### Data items
-- -- --
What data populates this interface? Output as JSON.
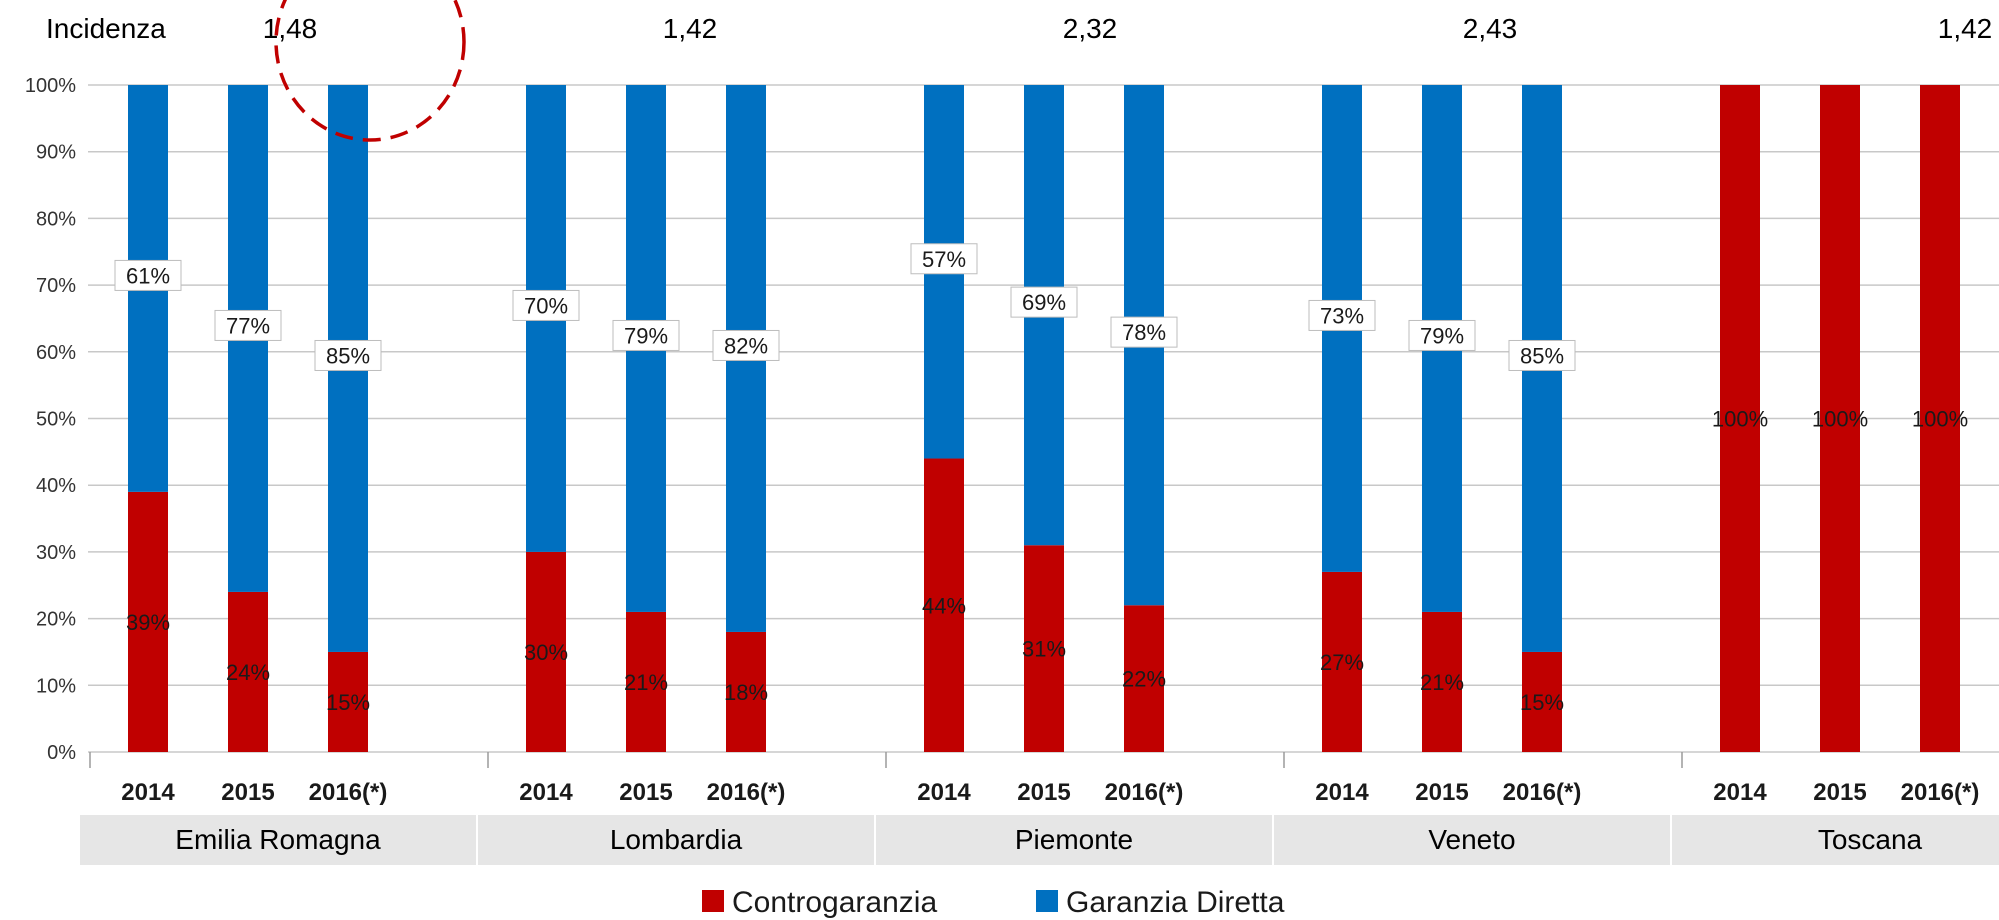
{
  "colors": {
    "controgaranzia": "#c00000",
    "garanzia_diretta": "#0070c0",
    "grid": "#c8c8c8",
    "region_band": "#e6e6e6",
    "highlight_circle": "#c00000"
  },
  "incidenza_label": "Incidenza",
  "incidenza_values": [
    "1,48",
    "1,42",
    "2,32",
    "2,43",
    "1,42"
  ],
  "highlighted_group": 0,
  "chart_data": {
    "type": "bar",
    "stacked": true,
    "y_axis": {
      "ylim": [
        0,
        100
      ],
      "ticks": [
        "0%",
        "10%",
        "20%",
        "30%",
        "40%",
        "50%",
        "60%",
        "70%",
        "80%",
        "90%",
        "100%"
      ],
      "grid": true
    },
    "legend": {
      "position": "bottom-center"
    },
    "series": [
      {
        "name": "Controgaranzia",
        "color": "#c00000"
      },
      {
        "name": "Garanzia Diretta",
        "color": "#0070c0"
      }
    ],
    "groups": [
      {
        "name": "Emilia Romagna",
        "incidenza": "1,48",
        "categories": [
          "2014",
          "2015",
          "2016(*)"
        ],
        "controgaranzia": [
          39,
          24,
          15
        ],
        "garanzia_diretta": [
          61,
          77,
          85
        ]
      },
      {
        "name": "Lombardia",
        "incidenza": "1,42",
        "categories": [
          "2014",
          "2015",
          "2016(*)"
        ],
        "controgaranzia": [
          30,
          21,
          18
        ],
        "garanzia_diretta": [
          70,
          79,
          82
        ]
      },
      {
        "name": "Piemonte",
        "incidenza": "2,32",
        "categories": [
          "2014",
          "2015",
          "2016(*)"
        ],
        "controgaranzia": [
          44,
          31,
          22
        ],
        "garanzia_diretta": [
          57,
          69,
          78
        ]
      },
      {
        "name": "Veneto",
        "incidenza": "2,43",
        "categories": [
          "2014",
          "2015",
          "2016(*)"
        ],
        "controgaranzia": [
          27,
          21,
          15
        ],
        "garanzia_diretta": [
          73,
          79,
          85
        ]
      },
      {
        "name": "Toscana",
        "incidenza": "1,42",
        "categories": [
          "2014",
          "2015",
          "2016(*)"
        ],
        "controgaranzia": [
          100,
          100,
          100
        ],
        "garanzia_diretta": [
          null,
          null,
          null
        ]
      }
    ]
  }
}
-- -- --
### Challenge
Reproduce the material in its entirety and word for word, without the pictures.

### Solution below
What data populates this interface? Output as JSON.
{
  "colors": {
    "controgaranzia": "#c00000",
    "garanzia_diretta": "#0070c0",
    "grid": "#c8c8c8",
    "region_band": "#e6e6e6",
    "highlight_circle": "#c00000"
  },
  "incidenza_label": "Incidenza",
  "incidenza_values": [
    "1,48",
    "1,42",
    "2,32",
    "2,43",
    "1,42"
  ],
  "highlighted_group": 0,
  "chart_data": {
    "type": "bar",
    "stacked": true,
    "y_axis": {
      "ylim": [
        0,
        100
      ],
      "ticks": [
        "0%",
        "10%",
        "20%",
        "30%",
        "40%",
        "50%",
        "60%",
        "70%",
        "80%",
        "90%",
        "100%"
      ],
      "grid": true
    },
    "legend": {
      "position": "bottom-center"
    },
    "series": [
      {
        "name": "Controgaranzia",
        "color": "#c00000"
      },
      {
        "name": "Garanzia Diretta",
        "color": "#0070c0"
      }
    ],
    "groups": [
      {
        "name": "Emilia Romagna",
        "incidenza": "1,48",
        "categories": [
          "2014",
          "2015",
          "2016(*)"
        ],
        "controgaranzia": [
          39,
          24,
          15
        ],
        "garanzia_diretta": [
          61,
          77,
          85
        ]
      },
      {
        "name": "Lombardia",
        "incidenza": "1,42",
        "categories": [
          "2014",
          "2015",
          "2016(*)"
        ],
        "controgaranzia": [
          30,
          21,
          18
        ],
        "garanzia_diretta": [
          70,
          79,
          82
        ]
      },
      {
        "name": "Piemonte",
        "incidenza": "2,32",
        "categories": [
          "2014",
          "2015",
          "2016(*)"
        ],
        "controgaranzia": [
          44,
          31,
          22
        ],
        "garanzia_diretta": [
          57,
          69,
          78
        ]
      },
      {
        "name": "Veneto",
        "incidenza": "2,43",
        "categories": [
          "2014",
          "2015",
          "2016(*)"
        ],
        "controgaranzia": [
          27,
          21,
          15
        ],
        "garanzia_diretta": [
          73,
          79,
          85
        ]
      },
      {
        "name": "Toscana",
        "incidenza": "1,42",
        "categories": [
          "2014",
          "2015",
          "2016(*)"
        ],
        "controgaranzia": [
          100,
          100,
          100
        ],
        "garanzia_diretta": [
          null,
          null,
          null
        ]
      }
    ]
  }
}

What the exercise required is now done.